### Exercise inputs
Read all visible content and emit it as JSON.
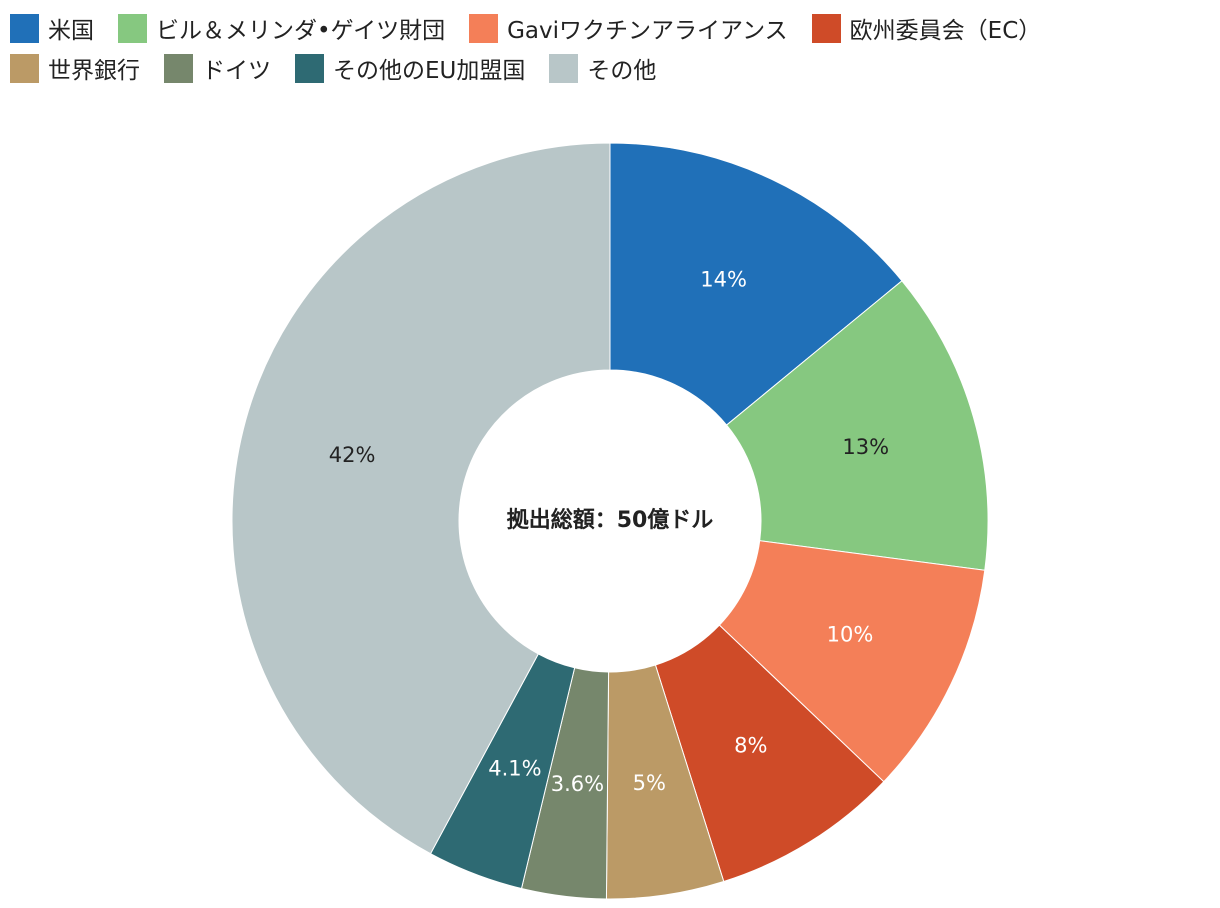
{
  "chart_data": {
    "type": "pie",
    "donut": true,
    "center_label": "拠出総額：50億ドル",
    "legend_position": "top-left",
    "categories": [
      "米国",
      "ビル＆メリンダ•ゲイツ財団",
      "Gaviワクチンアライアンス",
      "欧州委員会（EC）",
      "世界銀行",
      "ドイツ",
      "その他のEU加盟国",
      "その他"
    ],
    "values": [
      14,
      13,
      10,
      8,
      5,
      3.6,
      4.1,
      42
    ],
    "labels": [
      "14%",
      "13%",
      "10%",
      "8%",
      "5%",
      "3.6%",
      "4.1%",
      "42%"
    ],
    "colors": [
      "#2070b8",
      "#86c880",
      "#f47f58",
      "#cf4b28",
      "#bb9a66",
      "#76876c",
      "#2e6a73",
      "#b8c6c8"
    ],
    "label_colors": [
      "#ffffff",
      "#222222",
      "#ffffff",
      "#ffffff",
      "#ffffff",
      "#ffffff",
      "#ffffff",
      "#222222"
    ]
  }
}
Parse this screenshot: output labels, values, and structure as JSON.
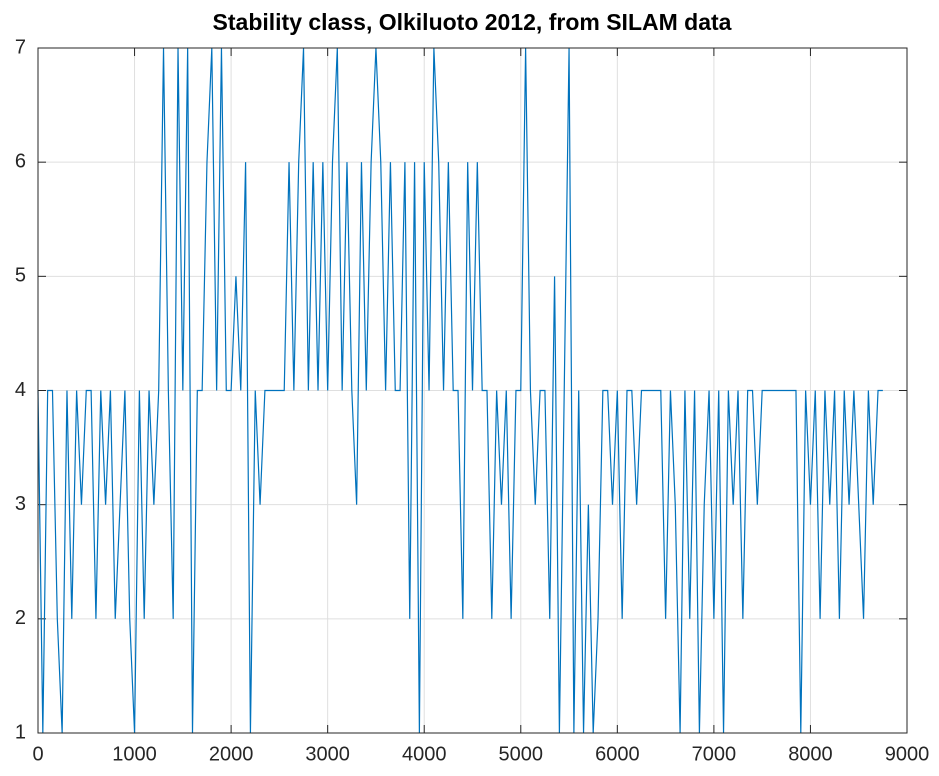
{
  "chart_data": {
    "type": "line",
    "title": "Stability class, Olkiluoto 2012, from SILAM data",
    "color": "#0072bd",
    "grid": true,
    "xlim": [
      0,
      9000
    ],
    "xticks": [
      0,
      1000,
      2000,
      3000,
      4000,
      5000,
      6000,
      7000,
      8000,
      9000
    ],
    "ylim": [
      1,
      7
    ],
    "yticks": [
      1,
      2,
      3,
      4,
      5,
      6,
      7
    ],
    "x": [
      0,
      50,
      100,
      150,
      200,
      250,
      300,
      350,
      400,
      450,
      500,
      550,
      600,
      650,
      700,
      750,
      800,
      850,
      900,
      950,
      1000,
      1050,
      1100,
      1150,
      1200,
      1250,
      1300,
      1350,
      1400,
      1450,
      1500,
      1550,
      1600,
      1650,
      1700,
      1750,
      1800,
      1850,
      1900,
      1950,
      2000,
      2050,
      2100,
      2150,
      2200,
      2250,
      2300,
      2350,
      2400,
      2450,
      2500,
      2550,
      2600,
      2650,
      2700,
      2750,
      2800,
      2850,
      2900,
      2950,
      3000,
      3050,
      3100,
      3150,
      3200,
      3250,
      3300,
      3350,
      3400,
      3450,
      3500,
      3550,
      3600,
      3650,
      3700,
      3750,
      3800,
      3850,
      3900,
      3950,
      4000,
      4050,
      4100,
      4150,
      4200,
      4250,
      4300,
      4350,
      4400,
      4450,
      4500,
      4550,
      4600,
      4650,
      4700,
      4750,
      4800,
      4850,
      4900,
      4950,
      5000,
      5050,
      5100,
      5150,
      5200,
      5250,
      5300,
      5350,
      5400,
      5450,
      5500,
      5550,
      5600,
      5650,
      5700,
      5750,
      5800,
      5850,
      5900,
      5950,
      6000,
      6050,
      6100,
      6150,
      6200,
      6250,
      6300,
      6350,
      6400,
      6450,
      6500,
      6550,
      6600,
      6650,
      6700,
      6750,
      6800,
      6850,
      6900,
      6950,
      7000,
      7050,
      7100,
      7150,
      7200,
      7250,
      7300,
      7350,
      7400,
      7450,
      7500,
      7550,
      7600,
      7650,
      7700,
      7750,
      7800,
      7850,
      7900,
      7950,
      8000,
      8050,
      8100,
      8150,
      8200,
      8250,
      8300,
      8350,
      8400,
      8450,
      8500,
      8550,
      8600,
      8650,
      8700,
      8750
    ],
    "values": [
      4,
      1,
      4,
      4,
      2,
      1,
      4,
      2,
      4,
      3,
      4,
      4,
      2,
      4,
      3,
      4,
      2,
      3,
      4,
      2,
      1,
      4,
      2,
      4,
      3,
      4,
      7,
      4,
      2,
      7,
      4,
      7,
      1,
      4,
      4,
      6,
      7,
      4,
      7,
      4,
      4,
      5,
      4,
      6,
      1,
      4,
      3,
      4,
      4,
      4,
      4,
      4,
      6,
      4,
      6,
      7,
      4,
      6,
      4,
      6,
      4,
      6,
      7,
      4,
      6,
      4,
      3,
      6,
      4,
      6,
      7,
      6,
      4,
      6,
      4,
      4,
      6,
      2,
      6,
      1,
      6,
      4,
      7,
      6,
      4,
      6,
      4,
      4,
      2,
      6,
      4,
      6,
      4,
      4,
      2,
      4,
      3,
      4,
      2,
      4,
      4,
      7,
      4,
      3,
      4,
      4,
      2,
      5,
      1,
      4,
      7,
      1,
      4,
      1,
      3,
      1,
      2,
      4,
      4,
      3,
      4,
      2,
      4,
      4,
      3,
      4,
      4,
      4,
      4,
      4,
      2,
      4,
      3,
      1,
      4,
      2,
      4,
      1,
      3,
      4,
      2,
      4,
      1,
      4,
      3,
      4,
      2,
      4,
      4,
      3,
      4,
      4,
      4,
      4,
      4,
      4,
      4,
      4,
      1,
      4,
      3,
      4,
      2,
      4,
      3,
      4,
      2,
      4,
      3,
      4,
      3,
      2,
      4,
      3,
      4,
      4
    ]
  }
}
######
Instruction - Respond with the number of lines containing "JSON" and no additional words.

Final result - 2